Stated exercise
Copy out each line exactly, starting with the first line of the records and ending with the line that contains "grade-band [1494, 81, 1613, 526]", with both of those lines included.

Task material
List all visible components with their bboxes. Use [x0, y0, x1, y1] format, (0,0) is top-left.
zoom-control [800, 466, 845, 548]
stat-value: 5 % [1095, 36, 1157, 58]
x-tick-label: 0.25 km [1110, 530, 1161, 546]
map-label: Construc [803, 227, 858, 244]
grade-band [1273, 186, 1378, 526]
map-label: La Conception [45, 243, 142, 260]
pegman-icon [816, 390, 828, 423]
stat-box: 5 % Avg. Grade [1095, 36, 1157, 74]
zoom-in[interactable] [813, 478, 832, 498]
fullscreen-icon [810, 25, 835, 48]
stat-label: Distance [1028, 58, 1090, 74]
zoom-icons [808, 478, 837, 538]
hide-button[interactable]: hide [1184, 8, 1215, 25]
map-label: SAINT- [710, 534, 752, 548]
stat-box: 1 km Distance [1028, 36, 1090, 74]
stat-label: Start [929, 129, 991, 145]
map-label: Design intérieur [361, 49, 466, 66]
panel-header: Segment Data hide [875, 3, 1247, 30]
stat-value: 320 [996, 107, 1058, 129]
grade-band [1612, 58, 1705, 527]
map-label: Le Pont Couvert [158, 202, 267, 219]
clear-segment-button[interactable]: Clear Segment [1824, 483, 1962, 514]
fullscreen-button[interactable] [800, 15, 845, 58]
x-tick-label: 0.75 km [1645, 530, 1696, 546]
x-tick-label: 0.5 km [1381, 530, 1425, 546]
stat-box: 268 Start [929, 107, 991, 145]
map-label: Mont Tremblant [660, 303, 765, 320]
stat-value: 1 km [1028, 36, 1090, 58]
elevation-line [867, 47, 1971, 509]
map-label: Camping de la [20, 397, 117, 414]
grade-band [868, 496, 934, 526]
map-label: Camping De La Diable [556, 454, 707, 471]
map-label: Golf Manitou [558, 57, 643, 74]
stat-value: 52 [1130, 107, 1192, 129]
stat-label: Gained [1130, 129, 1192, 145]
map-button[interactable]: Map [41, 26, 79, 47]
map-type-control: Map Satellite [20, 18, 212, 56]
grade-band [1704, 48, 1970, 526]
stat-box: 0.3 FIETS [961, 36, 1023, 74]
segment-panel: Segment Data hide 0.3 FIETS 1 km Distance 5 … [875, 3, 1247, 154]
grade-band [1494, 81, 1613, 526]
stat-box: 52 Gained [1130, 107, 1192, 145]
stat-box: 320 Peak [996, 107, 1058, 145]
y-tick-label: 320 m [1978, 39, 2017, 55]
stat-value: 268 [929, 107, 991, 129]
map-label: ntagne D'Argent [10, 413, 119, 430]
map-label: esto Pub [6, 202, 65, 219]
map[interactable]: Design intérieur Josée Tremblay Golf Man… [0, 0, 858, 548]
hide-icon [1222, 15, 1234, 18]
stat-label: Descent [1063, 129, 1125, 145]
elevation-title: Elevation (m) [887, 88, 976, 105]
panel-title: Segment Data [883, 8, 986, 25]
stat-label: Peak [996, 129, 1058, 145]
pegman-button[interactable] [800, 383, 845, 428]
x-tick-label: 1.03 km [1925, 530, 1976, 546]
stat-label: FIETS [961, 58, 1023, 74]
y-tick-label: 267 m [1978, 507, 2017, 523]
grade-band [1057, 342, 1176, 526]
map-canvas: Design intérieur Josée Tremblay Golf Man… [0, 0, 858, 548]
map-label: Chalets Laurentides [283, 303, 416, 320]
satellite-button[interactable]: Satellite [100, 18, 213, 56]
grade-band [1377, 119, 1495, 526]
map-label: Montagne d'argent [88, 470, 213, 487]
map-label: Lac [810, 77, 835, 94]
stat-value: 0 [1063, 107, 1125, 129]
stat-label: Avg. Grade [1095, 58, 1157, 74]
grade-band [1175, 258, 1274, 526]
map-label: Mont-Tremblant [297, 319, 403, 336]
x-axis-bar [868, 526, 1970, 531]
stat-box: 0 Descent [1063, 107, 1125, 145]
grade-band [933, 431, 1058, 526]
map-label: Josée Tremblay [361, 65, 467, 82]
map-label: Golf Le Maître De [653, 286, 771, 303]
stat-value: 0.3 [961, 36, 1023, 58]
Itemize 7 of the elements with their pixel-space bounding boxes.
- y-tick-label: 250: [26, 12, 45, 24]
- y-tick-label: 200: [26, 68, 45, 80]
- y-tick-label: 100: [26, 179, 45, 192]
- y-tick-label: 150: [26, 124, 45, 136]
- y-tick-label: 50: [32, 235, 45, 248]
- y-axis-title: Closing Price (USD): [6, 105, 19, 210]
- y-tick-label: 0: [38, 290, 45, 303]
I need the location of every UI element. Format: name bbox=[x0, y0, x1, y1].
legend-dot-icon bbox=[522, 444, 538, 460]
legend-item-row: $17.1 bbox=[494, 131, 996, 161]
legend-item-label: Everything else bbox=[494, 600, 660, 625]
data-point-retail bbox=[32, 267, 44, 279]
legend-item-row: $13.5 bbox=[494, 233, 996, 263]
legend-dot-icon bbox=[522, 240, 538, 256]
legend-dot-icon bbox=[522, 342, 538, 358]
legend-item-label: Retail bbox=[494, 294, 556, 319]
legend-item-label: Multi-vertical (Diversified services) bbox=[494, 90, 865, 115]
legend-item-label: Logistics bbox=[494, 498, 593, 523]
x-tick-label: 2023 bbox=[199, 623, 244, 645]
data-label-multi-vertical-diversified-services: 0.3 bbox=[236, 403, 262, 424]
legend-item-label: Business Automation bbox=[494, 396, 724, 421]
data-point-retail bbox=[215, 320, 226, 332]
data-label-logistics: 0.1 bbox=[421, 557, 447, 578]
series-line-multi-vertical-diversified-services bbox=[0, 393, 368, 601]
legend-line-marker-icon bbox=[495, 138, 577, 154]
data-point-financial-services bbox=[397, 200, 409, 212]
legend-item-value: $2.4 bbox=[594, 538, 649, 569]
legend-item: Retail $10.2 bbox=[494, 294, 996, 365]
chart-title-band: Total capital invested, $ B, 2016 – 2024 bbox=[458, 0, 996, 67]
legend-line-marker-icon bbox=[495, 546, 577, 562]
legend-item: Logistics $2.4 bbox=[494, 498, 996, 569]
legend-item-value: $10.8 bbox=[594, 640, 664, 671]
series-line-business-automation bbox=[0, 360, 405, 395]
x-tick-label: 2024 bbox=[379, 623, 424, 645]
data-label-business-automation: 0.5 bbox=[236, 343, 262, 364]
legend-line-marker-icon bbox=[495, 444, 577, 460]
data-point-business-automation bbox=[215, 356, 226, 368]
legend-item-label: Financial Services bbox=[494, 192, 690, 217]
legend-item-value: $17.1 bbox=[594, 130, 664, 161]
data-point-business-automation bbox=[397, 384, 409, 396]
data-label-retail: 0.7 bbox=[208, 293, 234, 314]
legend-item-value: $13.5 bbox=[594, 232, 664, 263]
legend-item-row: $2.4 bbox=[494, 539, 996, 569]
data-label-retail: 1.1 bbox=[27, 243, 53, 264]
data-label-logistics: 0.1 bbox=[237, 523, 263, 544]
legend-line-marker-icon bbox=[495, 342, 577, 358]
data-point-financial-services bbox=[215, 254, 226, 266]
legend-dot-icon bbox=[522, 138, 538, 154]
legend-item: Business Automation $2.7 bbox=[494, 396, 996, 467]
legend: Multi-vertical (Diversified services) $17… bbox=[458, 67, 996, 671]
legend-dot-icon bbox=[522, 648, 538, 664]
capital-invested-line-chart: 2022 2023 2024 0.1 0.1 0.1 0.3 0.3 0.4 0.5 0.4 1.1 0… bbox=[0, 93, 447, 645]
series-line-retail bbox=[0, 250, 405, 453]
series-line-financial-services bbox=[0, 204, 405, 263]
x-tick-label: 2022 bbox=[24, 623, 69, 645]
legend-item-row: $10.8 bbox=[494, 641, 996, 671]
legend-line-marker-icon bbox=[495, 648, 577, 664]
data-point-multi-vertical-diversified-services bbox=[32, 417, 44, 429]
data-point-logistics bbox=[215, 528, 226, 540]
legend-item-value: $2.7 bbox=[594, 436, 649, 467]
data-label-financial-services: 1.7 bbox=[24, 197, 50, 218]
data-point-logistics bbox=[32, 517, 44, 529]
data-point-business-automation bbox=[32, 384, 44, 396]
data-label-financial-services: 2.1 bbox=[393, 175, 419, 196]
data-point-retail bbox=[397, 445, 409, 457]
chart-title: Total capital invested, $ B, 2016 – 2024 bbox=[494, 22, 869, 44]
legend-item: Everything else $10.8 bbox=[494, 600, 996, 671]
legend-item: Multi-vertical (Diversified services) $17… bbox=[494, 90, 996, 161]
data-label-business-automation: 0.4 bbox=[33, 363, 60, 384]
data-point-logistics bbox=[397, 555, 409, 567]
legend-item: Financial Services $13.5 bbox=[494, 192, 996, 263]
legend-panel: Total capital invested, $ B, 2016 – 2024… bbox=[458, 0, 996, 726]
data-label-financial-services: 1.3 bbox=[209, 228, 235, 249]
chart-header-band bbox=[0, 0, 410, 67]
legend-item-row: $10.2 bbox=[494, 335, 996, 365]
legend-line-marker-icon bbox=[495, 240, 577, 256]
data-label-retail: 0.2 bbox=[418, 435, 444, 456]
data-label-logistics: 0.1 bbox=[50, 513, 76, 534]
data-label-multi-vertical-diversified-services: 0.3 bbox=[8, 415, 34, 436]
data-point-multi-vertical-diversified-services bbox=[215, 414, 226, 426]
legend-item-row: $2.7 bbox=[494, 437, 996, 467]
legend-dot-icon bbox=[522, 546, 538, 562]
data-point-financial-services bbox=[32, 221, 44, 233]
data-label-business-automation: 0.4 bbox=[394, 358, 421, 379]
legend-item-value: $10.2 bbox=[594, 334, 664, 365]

Answer to the task
List all visible components with their bboxes. Use [x0, y0, x1, y1] format, (0,0) is top-left.
zoom-control [800, 466, 845, 548]
stat-value: 5 % [1095, 36, 1157, 58]
x-tick-label: 0.25 km [1110, 530, 1161, 546]
map-label: Construc [803, 227, 858, 244]
grade-band [1273, 186, 1378, 526]
map-label: La Conception [45, 243, 142, 260]
pegman-icon [816, 390, 828, 423]
stat-box: 5 % Avg. Grade [1095, 36, 1157, 74]
zoom-in[interactable] [813, 478, 832, 498]
fullscreen-icon [810, 25, 835, 48]
stat-label: Distance [1028, 58, 1090, 74]
zoom-icons [808, 478, 837, 538]
hide-button[interactable]: hide [1184, 8, 1215, 25]
map-label: SAINT- [710, 534, 752, 548]
stat-box: 1 km Distance [1028, 36, 1090, 74]
stat-label: Start [929, 129, 991, 145]
map-label: Design intérieur [361, 49, 466, 66]
panel-header: Segment Data hide [875, 3, 1247, 30]
stat-value: 320 [996, 107, 1058, 129]
grade-band [1612, 58, 1705, 527]
map-label: Le Pont Couvert [158, 202, 267, 219]
clear-segment-button[interactable]: Clear Segment [1824, 483, 1962, 514]
fullscreen-button[interactable] [800, 15, 845, 58]
x-tick-label: 0.75 km [1645, 530, 1696, 546]
x-tick-label: 0.5 km [1381, 530, 1425, 546]
stat-box: 268 Start [929, 107, 991, 145]
map-label: Mont Tremblant [660, 303, 765, 320]
stat-value: 1 km [1028, 36, 1090, 58]
elevation-line [867, 47, 1971, 509]
map-label: Camping de la [20, 397, 117, 414]
grade-band [868, 496, 934, 526]
map-label: Camping De La Diable [556, 454, 707, 471]
map-label: Golf Manitou [558, 57, 643, 74]
stat-value: 52 [1130, 107, 1192, 129]
stat-label: Gained [1130, 129, 1192, 145]
map-button[interactable]: Map [41, 26, 79, 47]
map-type-control: Map Satellite [20, 18, 212, 56]
grade-band [1704, 48, 1970, 526]
stat-box: 0.3 FIETS [961, 36, 1023, 74]
segment-panel: Segment Data hide 0.3 FIETS 1 km Distance 5 … [875, 3, 1247, 154]
grade-band [1494, 81, 1613, 526]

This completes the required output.